Stored data entries
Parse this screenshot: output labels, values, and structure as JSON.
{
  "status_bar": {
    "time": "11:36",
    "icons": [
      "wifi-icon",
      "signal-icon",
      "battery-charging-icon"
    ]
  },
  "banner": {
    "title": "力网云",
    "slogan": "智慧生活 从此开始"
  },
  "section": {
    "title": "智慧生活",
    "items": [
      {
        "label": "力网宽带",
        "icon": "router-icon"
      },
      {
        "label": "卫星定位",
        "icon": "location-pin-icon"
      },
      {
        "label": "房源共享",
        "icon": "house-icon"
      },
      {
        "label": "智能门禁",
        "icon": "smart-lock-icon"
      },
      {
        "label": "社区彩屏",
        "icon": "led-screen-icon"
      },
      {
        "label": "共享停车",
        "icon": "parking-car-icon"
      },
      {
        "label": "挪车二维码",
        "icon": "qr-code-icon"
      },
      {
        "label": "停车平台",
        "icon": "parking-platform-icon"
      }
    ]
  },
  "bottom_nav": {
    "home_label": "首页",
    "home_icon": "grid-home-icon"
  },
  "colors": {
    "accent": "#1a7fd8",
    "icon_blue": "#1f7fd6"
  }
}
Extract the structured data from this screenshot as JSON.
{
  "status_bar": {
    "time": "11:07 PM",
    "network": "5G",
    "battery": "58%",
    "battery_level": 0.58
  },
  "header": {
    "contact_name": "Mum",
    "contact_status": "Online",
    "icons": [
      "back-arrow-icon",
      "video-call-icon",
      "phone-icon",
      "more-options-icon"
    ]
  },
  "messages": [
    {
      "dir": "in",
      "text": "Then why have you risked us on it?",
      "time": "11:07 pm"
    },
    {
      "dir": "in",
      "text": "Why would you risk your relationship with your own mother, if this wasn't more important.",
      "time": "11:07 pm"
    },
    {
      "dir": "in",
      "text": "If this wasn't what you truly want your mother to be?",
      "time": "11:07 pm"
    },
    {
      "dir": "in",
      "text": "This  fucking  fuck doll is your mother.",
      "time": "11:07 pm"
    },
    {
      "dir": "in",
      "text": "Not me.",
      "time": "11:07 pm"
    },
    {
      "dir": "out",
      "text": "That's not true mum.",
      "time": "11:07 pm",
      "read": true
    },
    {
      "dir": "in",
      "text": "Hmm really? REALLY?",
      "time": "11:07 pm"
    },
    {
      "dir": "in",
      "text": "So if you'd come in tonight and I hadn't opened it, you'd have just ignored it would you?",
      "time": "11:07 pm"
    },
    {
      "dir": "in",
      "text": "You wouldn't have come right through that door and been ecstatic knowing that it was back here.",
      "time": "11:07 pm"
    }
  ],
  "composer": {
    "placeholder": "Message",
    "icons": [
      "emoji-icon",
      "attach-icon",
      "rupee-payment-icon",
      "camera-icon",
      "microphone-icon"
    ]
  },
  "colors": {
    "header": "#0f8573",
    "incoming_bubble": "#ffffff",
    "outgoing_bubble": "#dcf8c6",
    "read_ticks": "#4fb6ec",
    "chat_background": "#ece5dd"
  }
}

---

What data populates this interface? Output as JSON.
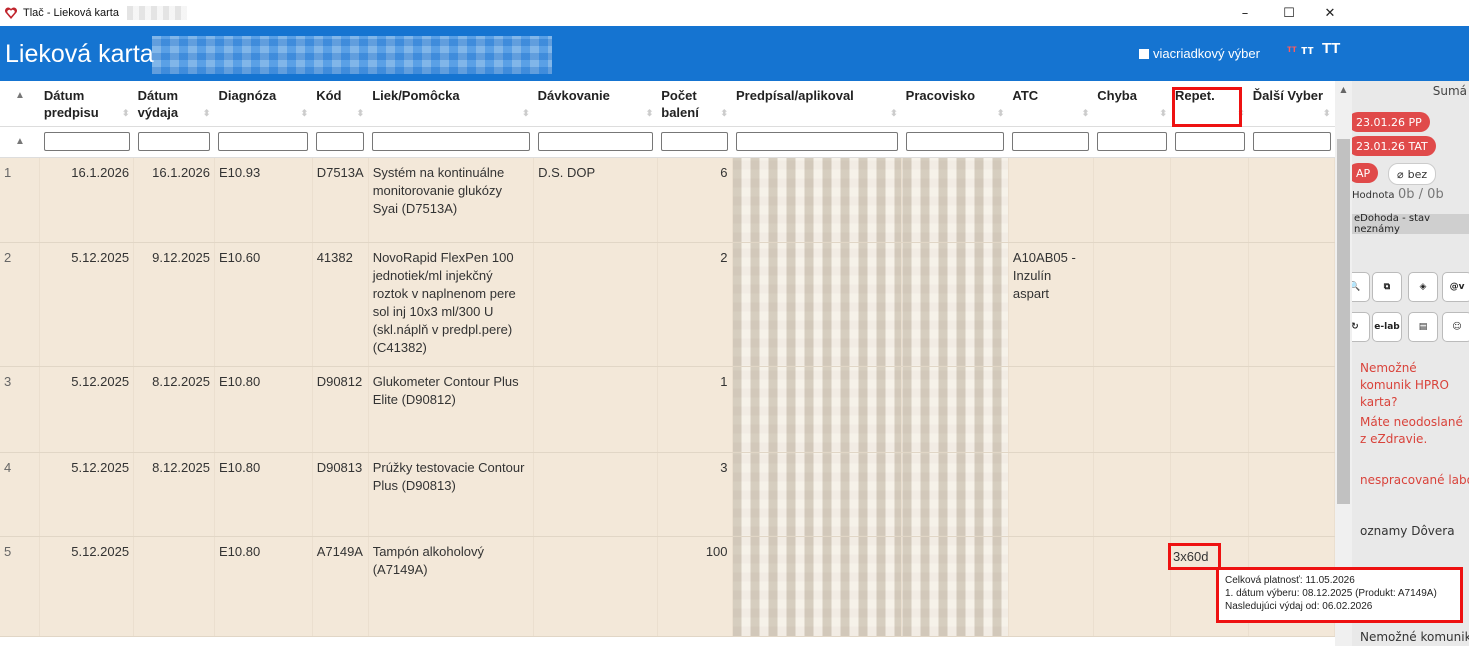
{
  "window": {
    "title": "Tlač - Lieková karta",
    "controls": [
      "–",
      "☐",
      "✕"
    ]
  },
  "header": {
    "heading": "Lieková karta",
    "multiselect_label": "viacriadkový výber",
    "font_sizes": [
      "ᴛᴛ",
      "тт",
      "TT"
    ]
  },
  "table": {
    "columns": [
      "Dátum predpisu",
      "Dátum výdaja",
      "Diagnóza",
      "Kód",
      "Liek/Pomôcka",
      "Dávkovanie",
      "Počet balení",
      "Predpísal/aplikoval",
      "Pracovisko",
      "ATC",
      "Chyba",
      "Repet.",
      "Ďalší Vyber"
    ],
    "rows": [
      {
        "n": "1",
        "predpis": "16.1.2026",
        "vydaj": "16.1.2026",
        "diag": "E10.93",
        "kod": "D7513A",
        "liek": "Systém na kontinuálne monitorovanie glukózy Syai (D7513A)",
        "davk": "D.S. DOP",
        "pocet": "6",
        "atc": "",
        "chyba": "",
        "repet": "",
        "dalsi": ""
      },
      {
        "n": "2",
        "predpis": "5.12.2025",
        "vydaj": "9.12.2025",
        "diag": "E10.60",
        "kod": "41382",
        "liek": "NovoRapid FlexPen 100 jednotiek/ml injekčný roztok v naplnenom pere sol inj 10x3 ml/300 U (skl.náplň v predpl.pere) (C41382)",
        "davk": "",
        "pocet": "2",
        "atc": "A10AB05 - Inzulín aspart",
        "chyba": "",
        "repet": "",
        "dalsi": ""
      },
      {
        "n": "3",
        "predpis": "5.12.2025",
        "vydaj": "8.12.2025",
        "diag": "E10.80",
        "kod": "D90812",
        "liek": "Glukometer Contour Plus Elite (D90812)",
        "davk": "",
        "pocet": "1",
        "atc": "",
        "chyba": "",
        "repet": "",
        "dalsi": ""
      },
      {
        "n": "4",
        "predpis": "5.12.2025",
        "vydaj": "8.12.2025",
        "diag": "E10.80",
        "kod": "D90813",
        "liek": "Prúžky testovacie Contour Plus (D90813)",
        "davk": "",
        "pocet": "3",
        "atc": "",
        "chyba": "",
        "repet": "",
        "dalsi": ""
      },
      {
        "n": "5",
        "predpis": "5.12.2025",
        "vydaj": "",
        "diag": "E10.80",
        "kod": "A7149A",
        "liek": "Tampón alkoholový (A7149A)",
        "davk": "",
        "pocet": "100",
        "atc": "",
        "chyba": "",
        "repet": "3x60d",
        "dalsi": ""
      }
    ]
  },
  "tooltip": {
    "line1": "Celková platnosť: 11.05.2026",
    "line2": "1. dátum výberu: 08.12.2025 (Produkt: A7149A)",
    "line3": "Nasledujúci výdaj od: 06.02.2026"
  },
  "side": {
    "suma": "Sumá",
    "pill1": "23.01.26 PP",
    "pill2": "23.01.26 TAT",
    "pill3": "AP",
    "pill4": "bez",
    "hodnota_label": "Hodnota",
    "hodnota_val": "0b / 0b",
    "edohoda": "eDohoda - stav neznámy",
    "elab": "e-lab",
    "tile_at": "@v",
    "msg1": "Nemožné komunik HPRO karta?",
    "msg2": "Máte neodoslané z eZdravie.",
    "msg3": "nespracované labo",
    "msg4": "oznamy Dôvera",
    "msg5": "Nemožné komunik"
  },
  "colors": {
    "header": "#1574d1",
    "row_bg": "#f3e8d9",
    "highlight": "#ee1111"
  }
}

Exercise requirements: Your answer should be a single number: the count of lines in these records that hold the string "title".

Output for this exercise: 3